§ **GIVEN EXERCISE**:
From the entries below, gather every line containing the string "解进九组".

§ **GIVEN RECORDS**:
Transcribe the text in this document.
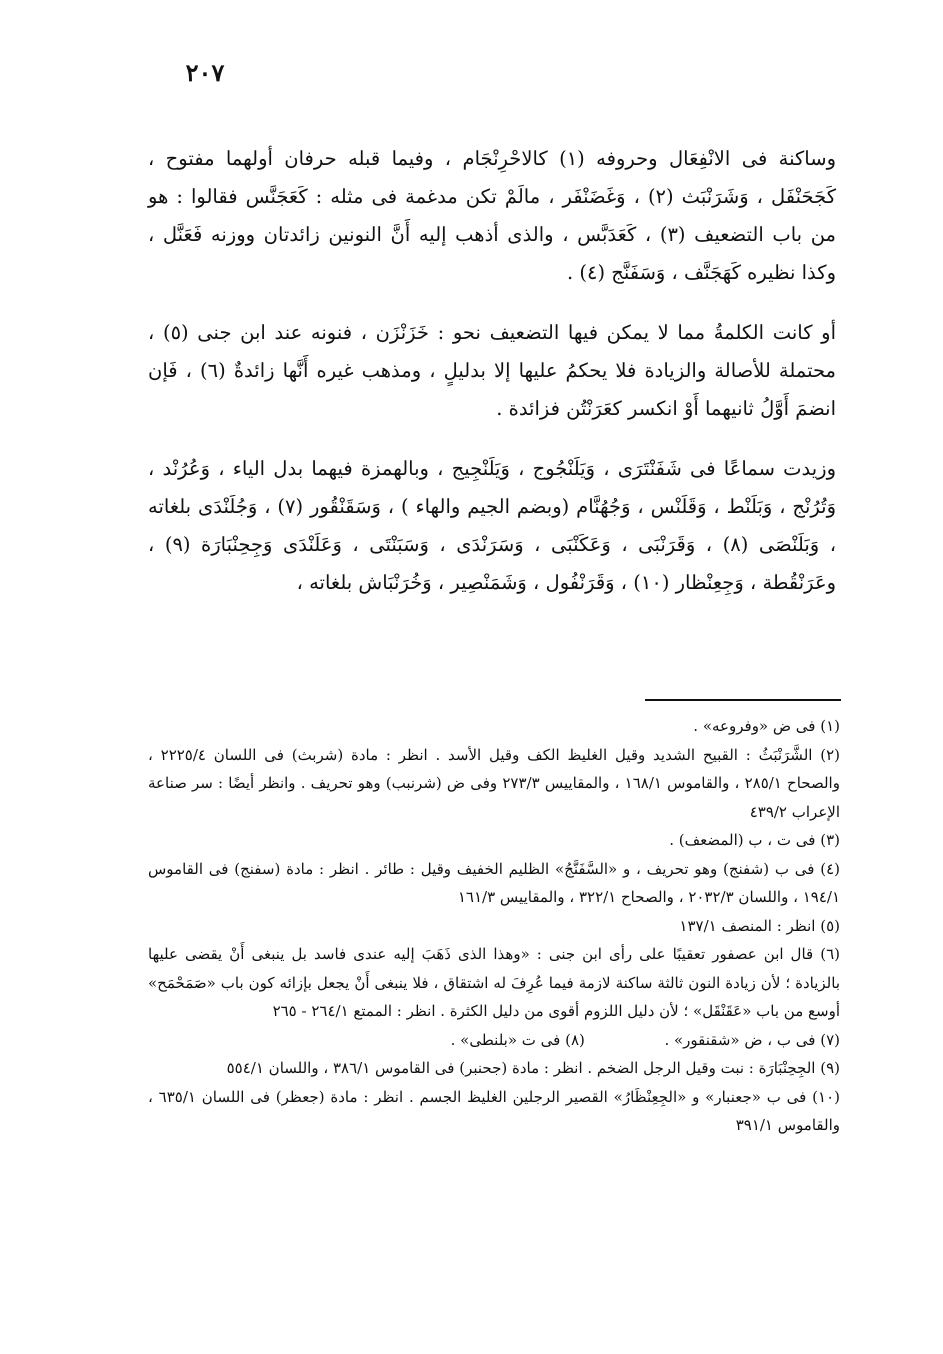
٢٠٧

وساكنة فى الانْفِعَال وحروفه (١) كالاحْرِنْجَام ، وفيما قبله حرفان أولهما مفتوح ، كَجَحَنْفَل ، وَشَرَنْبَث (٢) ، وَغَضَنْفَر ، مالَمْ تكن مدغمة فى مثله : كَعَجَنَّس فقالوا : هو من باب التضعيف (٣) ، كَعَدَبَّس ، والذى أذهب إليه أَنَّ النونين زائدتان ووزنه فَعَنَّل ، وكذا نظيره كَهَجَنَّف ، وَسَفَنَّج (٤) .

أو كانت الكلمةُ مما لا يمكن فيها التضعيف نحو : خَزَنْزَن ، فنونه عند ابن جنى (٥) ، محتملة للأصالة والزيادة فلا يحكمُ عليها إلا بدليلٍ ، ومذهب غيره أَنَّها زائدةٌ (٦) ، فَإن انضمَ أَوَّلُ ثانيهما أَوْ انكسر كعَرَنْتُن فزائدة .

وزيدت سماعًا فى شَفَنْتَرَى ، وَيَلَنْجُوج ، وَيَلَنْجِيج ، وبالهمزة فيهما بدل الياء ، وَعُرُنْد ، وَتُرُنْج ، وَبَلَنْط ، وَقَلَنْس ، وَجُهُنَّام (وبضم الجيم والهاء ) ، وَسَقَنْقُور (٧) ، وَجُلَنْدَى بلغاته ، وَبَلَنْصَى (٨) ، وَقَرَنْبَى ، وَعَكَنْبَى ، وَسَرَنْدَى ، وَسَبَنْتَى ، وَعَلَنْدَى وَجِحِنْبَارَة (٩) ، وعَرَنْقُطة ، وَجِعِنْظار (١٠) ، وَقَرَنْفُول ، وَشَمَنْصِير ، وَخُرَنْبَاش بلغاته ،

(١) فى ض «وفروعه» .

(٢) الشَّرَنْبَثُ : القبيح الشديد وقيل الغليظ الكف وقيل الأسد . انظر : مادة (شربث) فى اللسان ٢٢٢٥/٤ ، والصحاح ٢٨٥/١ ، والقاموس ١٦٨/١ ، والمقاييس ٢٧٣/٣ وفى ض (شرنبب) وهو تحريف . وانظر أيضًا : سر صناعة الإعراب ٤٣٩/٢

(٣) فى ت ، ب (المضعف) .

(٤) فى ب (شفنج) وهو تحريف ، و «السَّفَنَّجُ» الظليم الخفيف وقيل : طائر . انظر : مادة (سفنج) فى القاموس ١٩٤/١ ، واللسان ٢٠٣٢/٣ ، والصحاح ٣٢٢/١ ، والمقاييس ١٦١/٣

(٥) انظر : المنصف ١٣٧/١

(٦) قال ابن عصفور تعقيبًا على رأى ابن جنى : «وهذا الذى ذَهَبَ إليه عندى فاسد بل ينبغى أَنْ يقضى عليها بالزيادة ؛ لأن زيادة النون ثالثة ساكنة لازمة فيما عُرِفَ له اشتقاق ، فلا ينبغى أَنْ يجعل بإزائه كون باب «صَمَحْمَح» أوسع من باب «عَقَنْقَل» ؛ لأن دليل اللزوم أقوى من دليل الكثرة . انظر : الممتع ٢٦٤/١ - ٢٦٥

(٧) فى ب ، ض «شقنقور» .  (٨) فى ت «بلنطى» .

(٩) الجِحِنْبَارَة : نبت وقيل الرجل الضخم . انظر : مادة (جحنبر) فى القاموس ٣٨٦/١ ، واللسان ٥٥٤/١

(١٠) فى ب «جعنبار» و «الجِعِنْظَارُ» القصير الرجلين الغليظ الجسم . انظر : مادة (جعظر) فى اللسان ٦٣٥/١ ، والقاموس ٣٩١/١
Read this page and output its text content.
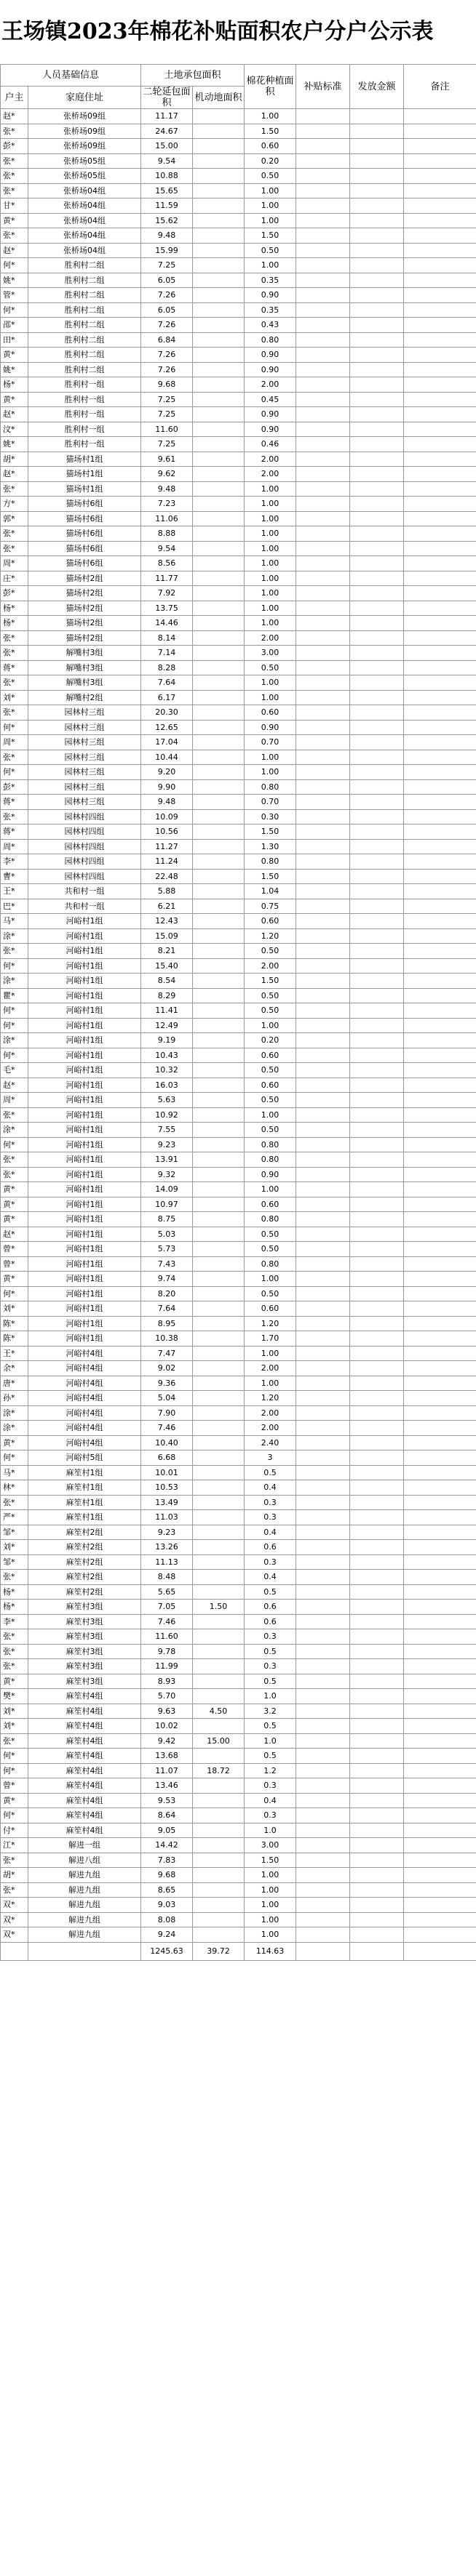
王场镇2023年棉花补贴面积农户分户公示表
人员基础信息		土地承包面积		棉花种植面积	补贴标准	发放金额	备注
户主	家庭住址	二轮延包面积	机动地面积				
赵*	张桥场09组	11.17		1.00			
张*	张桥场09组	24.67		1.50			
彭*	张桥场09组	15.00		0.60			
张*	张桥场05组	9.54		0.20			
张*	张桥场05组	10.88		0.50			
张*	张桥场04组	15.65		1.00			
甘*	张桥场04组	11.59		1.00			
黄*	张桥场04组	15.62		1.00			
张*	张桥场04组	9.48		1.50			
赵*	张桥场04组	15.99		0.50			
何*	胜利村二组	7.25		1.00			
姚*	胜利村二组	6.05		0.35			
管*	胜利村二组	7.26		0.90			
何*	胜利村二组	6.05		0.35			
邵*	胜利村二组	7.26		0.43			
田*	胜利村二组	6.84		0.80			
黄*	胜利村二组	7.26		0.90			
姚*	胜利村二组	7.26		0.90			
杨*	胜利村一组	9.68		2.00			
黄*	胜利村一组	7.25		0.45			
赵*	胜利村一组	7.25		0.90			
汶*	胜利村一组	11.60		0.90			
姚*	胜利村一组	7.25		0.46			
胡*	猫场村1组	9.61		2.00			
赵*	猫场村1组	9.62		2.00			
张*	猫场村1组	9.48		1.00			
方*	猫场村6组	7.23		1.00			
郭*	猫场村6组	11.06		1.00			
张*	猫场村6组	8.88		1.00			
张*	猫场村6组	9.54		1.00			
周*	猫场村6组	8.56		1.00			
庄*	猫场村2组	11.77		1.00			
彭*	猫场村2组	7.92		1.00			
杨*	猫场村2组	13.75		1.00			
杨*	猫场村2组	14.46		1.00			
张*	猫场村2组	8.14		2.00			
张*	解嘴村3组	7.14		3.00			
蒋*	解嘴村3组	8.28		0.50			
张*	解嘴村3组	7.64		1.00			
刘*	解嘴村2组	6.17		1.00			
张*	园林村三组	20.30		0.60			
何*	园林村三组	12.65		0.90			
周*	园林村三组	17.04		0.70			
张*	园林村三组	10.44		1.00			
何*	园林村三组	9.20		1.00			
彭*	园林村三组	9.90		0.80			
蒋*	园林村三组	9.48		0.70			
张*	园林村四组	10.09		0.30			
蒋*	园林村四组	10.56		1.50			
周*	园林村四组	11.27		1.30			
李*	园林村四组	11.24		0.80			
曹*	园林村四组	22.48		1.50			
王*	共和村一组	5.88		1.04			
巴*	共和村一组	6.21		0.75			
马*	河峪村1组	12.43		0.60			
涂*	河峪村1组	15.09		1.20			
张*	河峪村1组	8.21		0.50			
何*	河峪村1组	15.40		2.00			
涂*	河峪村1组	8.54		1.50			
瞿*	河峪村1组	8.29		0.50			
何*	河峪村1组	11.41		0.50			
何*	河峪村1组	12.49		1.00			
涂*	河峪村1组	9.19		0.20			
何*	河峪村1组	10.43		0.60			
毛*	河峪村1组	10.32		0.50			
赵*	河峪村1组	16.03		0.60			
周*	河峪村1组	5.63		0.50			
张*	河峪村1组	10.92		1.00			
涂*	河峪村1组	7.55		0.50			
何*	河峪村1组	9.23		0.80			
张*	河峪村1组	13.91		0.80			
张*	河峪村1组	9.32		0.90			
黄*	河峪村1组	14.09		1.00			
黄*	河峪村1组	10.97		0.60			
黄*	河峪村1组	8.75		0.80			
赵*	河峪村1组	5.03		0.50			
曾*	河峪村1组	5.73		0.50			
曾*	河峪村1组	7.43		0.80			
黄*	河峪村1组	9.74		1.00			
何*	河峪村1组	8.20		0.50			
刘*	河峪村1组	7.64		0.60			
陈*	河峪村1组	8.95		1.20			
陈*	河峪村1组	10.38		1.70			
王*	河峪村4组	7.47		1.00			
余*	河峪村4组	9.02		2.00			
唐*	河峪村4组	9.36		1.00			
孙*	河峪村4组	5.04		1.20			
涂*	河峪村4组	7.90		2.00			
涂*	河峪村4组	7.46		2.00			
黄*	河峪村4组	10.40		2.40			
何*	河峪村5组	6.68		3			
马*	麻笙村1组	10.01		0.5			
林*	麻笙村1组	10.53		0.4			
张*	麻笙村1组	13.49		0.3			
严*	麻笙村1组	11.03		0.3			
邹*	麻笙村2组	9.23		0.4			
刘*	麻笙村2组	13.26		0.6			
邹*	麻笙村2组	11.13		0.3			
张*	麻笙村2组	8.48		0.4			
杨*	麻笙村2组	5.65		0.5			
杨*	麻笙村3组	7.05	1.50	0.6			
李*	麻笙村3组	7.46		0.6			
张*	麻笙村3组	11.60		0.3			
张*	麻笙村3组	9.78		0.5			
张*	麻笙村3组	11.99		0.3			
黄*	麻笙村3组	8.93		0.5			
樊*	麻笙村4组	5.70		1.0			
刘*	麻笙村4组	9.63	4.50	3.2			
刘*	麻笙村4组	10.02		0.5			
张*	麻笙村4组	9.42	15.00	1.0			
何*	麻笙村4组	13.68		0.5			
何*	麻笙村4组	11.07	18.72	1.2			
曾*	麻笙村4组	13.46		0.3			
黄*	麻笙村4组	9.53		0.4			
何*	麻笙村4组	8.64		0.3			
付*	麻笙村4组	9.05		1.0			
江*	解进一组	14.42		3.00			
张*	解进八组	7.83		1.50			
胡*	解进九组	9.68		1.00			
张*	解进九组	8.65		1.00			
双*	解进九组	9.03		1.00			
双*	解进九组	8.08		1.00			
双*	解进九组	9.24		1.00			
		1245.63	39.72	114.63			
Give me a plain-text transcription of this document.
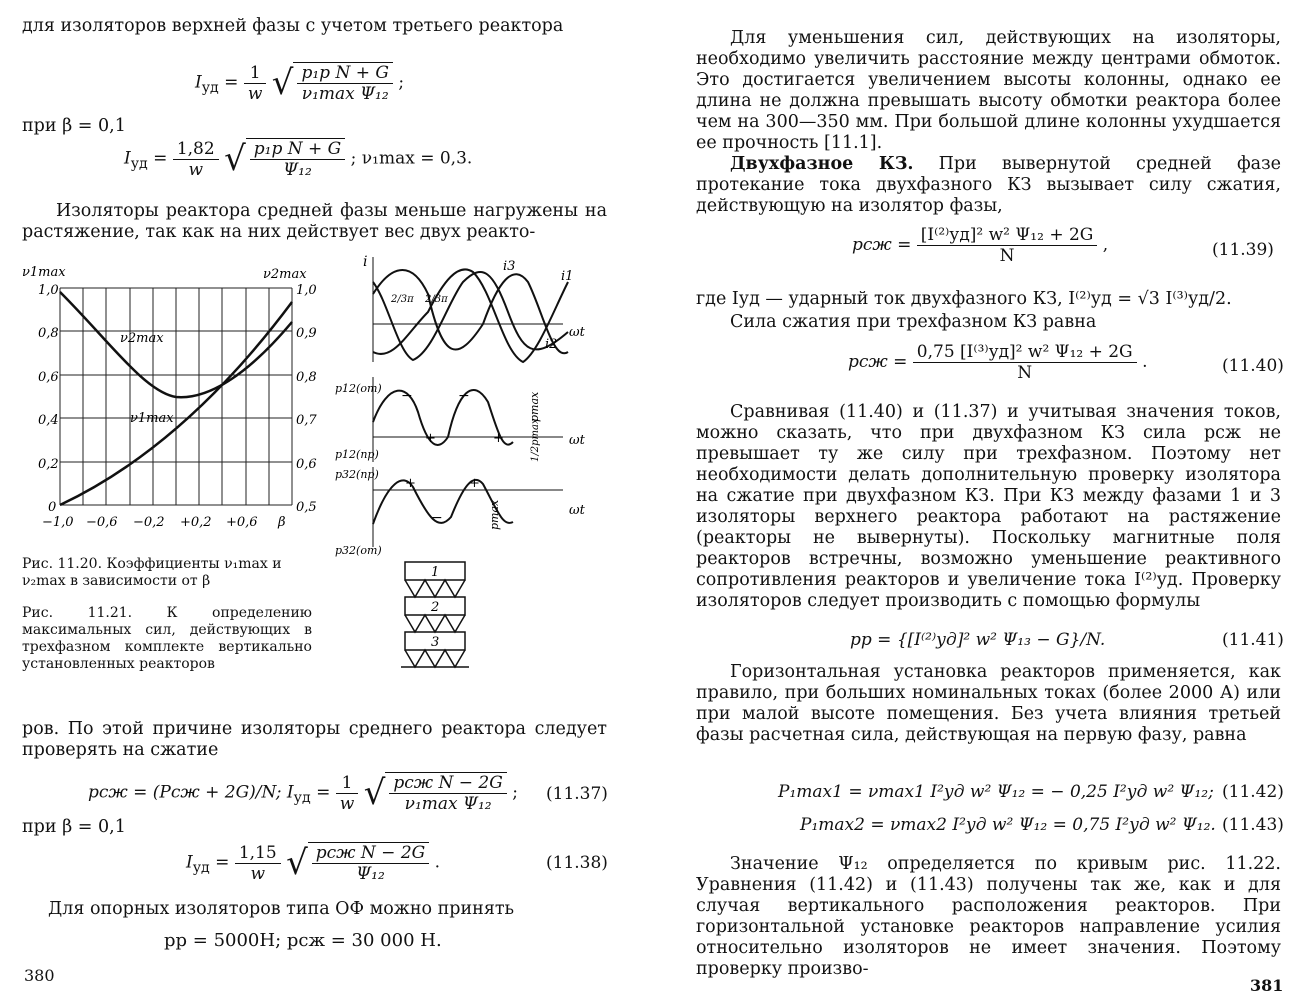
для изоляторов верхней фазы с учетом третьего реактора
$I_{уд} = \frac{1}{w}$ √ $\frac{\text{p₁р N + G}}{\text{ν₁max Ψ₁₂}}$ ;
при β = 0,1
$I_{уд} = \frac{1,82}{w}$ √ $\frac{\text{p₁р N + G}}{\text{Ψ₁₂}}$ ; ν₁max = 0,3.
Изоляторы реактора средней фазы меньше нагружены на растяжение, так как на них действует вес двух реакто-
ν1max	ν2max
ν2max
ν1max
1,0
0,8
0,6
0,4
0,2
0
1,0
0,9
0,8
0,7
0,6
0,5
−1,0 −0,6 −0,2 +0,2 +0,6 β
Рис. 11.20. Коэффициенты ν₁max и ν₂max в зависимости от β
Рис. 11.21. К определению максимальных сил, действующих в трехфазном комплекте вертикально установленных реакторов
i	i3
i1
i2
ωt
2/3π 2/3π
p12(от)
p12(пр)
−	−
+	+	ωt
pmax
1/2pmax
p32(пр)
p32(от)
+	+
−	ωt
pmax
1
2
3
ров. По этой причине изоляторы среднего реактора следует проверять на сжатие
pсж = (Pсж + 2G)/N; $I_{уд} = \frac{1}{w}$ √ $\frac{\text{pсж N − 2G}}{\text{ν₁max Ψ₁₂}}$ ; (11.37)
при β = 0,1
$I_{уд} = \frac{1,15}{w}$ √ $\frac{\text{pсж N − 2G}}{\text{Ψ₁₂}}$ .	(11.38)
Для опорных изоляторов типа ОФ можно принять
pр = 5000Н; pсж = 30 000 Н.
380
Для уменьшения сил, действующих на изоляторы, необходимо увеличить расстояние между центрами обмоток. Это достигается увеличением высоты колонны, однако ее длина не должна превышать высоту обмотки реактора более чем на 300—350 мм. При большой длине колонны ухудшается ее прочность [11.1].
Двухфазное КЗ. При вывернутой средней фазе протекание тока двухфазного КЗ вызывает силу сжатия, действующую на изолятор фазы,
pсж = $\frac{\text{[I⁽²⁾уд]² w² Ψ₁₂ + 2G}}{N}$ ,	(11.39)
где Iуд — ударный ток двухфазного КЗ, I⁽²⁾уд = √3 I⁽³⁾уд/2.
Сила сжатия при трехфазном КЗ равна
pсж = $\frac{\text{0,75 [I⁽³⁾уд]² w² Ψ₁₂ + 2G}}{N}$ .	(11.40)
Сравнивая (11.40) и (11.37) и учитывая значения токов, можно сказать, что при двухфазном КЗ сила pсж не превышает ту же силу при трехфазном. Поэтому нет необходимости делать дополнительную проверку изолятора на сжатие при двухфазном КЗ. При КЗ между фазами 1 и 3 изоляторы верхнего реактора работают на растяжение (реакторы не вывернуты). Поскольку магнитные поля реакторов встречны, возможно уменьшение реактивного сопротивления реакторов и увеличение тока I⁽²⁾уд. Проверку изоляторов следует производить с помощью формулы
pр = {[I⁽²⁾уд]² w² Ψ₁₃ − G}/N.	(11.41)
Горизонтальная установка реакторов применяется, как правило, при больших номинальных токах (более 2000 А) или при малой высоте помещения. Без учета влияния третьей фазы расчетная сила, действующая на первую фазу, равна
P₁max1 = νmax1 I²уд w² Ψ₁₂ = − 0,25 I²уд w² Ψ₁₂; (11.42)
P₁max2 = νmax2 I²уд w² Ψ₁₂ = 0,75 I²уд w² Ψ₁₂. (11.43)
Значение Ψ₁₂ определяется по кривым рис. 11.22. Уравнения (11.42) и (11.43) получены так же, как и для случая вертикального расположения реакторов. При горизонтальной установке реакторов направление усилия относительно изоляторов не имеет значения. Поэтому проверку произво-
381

§ **WRITTEN ANSWER**:
胡*	解进九组	9.68		1.00			
张*	解进九组	8.65		1.00			
双*	解进九组	9.03		1.00			
双*	解进九组	8.08		1.00			
双*	解进九组	9.24		1.00			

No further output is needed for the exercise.